--- SUPPLIED MATERIAL ---
━━━━━━━━
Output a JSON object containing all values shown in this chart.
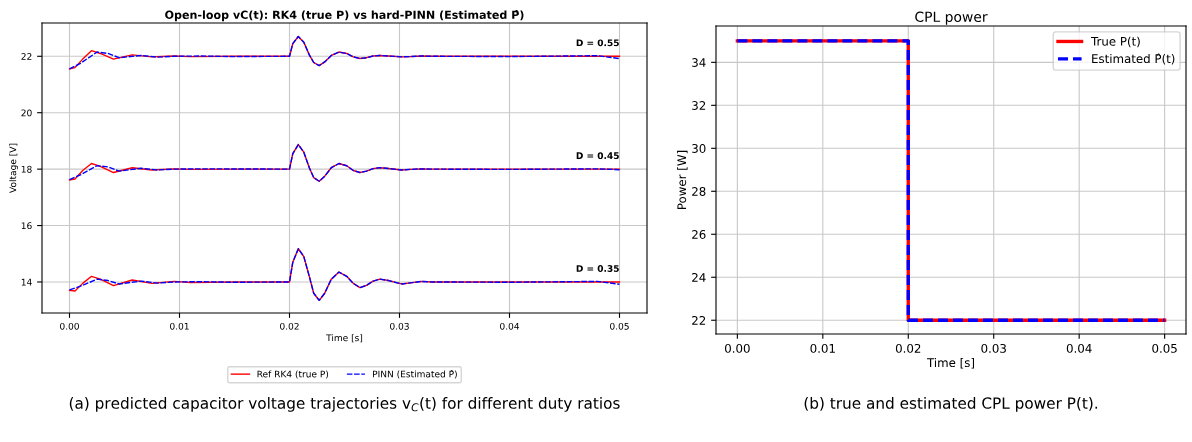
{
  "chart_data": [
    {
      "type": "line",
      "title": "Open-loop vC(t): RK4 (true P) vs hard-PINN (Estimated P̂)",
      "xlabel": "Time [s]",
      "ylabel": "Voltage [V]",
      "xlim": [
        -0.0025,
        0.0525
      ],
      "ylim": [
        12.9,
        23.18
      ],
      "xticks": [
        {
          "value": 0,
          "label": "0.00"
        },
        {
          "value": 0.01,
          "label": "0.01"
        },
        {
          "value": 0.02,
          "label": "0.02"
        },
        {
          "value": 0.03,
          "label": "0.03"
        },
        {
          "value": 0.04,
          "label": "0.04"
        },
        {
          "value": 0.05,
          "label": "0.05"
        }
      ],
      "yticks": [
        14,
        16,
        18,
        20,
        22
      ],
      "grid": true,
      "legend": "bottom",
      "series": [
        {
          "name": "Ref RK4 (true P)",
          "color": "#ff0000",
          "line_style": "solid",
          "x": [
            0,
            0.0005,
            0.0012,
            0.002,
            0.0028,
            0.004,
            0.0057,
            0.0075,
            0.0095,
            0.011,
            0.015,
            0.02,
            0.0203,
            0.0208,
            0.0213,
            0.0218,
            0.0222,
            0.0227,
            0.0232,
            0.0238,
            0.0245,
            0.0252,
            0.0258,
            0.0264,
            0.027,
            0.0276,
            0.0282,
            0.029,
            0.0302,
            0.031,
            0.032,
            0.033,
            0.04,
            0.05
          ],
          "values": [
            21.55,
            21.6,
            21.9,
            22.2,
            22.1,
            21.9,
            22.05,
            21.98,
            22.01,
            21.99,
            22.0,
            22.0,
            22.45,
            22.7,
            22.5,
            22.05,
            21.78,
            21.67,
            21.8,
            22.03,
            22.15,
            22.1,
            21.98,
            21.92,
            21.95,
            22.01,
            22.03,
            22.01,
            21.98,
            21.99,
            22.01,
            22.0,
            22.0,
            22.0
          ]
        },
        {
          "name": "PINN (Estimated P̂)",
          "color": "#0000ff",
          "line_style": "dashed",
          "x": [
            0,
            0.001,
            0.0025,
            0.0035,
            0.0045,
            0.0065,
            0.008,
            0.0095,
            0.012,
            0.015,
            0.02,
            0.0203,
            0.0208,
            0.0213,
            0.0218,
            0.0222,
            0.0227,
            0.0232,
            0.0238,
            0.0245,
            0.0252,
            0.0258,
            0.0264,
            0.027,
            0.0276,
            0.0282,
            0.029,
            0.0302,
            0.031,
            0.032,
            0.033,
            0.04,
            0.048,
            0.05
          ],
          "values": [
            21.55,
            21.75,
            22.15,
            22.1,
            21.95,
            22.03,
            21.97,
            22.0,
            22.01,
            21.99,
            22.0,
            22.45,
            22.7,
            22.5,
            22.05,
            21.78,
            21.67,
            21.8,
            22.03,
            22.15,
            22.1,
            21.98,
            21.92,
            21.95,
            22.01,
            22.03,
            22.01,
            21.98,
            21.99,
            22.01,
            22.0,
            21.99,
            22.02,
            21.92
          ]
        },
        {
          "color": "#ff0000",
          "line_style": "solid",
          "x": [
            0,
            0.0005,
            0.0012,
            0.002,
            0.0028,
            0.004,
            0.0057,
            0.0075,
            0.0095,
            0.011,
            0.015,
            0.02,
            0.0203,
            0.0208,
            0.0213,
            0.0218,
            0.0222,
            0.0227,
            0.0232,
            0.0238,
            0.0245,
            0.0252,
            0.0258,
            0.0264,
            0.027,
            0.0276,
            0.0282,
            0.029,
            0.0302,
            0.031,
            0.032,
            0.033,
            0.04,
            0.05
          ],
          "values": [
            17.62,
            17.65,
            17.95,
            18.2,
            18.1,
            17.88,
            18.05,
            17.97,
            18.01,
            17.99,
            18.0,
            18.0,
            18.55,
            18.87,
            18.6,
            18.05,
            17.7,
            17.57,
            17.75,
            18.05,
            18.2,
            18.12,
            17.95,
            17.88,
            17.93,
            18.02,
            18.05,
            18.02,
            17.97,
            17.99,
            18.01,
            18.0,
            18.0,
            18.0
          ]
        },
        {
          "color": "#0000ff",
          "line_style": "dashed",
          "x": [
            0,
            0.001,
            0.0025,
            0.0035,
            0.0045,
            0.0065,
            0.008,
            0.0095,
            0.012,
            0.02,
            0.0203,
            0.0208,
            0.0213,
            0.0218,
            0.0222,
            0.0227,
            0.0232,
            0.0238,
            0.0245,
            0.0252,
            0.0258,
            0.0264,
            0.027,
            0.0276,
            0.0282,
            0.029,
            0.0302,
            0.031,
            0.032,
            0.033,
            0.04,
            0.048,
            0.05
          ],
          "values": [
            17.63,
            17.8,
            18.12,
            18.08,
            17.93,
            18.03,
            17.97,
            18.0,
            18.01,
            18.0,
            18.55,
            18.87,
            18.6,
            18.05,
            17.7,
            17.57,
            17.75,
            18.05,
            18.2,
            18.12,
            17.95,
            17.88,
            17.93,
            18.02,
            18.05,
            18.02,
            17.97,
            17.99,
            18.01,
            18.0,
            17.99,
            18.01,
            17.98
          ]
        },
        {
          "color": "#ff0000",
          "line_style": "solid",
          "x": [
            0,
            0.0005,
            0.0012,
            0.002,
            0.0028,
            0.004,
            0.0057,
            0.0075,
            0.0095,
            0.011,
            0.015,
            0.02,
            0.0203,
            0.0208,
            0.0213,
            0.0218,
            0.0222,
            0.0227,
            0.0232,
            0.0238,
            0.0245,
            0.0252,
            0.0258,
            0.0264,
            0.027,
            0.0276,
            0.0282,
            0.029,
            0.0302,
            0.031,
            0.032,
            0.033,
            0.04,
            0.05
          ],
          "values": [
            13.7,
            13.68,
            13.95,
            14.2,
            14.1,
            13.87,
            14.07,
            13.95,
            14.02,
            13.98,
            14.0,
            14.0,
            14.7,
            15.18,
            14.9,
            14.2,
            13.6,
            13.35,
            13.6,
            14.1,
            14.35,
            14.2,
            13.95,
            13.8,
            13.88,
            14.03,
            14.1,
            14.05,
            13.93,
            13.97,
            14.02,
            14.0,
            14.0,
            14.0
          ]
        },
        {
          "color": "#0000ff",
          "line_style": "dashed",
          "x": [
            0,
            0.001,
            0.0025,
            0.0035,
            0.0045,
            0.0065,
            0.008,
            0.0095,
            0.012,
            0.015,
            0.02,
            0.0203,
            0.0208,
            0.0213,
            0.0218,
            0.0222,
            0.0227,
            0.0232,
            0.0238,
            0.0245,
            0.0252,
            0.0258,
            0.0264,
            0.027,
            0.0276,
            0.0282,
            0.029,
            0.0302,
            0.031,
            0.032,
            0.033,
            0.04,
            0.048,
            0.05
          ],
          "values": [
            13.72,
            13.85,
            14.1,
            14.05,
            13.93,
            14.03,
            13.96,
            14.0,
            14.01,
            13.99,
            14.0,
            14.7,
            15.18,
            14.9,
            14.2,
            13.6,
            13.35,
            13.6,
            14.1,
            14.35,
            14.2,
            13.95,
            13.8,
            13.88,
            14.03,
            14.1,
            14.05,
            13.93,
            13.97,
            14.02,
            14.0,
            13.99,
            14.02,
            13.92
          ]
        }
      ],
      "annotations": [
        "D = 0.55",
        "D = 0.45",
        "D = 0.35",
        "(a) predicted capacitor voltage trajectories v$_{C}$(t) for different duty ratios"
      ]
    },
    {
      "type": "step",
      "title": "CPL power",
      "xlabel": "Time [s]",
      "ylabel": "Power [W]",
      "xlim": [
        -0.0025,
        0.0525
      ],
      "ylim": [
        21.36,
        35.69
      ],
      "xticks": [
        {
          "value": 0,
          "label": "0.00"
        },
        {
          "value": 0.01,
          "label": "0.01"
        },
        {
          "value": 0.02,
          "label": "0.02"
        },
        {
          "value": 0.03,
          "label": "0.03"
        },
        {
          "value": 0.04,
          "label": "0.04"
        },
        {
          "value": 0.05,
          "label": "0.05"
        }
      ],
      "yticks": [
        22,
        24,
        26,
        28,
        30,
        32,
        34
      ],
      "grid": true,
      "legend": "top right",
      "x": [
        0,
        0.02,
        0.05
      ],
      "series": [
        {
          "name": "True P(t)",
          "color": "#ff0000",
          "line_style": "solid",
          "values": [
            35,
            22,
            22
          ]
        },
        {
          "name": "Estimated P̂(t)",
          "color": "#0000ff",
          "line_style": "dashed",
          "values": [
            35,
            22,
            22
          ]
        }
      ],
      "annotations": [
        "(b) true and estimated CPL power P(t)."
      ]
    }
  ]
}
━━━━━━━━
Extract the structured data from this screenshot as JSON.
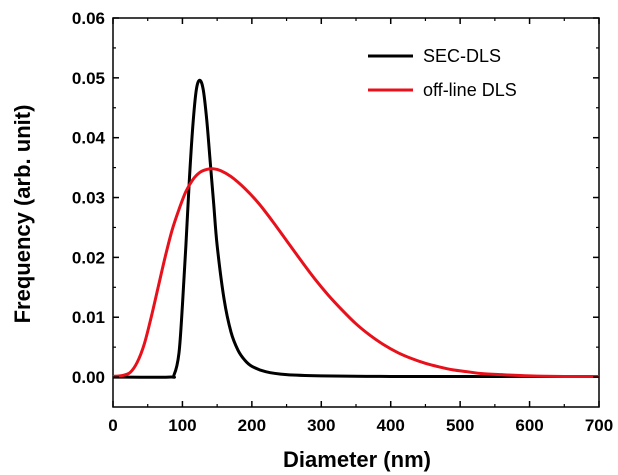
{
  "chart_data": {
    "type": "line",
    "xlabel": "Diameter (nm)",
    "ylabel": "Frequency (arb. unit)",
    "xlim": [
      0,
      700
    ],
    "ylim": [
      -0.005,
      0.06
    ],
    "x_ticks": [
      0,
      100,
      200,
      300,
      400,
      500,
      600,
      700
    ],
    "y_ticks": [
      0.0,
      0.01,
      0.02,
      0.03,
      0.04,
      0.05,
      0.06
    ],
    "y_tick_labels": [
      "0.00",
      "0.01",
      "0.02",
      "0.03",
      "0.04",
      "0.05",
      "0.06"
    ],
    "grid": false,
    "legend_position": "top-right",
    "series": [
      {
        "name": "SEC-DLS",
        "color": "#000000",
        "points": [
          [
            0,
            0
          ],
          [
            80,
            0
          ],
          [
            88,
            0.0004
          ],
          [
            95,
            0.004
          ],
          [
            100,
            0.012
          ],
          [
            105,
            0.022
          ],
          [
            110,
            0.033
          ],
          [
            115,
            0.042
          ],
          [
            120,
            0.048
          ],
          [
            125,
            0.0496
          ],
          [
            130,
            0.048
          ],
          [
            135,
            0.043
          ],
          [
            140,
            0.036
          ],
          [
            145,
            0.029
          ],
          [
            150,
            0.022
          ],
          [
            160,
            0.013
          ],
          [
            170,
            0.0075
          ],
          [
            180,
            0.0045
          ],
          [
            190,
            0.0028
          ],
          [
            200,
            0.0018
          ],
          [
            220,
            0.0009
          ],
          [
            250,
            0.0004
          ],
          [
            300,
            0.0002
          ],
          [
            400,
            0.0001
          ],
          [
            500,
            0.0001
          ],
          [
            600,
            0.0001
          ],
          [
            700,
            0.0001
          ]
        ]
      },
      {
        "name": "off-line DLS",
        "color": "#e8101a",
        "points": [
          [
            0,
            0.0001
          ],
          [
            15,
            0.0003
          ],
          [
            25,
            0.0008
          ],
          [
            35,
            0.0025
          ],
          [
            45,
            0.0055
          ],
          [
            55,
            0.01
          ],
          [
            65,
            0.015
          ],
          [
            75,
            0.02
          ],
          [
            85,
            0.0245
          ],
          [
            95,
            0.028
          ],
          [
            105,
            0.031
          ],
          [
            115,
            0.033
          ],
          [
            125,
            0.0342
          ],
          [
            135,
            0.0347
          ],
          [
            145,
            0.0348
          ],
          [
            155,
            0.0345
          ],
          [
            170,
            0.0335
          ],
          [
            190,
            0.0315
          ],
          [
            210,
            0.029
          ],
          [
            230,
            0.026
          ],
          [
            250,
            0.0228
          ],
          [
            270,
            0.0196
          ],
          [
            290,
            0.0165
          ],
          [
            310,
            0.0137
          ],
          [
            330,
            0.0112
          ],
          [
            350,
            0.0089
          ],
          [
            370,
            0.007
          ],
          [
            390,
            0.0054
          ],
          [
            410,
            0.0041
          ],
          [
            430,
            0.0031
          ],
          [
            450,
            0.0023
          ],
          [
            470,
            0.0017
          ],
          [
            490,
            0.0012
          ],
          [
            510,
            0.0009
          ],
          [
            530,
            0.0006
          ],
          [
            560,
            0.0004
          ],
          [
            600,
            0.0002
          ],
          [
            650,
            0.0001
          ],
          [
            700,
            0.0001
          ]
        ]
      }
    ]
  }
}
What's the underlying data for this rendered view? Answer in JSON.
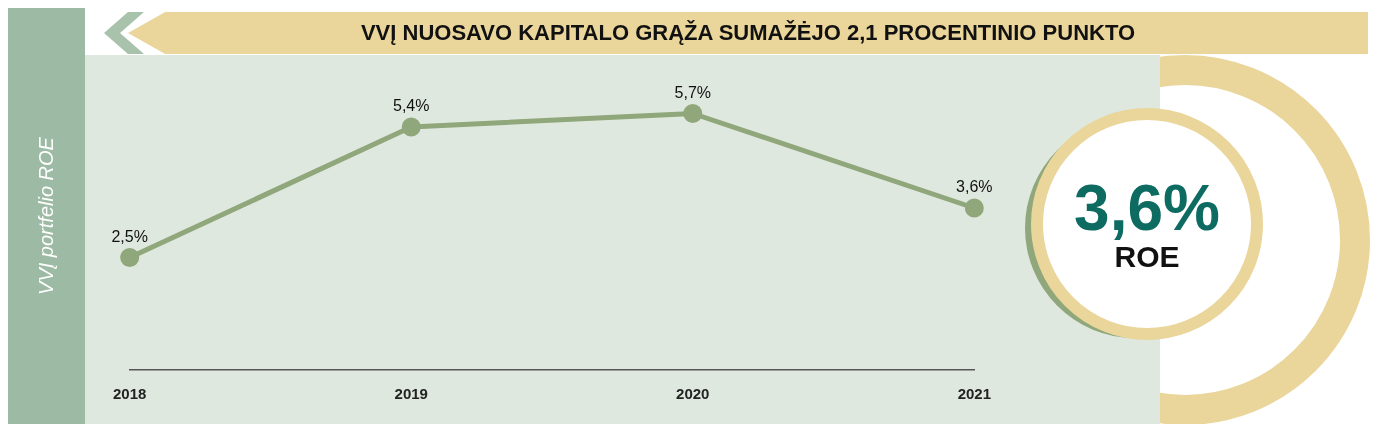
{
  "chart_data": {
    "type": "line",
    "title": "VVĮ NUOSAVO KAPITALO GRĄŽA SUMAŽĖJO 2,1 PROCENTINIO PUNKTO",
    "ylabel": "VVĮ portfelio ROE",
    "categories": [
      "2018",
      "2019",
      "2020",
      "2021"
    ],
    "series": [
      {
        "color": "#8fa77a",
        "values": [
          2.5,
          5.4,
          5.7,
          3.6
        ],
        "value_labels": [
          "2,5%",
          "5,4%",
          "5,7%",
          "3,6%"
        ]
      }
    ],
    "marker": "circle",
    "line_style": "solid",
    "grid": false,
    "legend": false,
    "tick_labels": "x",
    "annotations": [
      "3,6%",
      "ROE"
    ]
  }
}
━━━━━━━━
--- WRITTEN TASK ---
Using the listing, collect all lines in which the string "PINN" is found.

--- COMPLETE RESPONSE ---
      "title": "Open-loop vC(t): RK4 (true P) vs hard-PINN (Estimated P̂)",
          "name": "PINN (Estimated P̂)",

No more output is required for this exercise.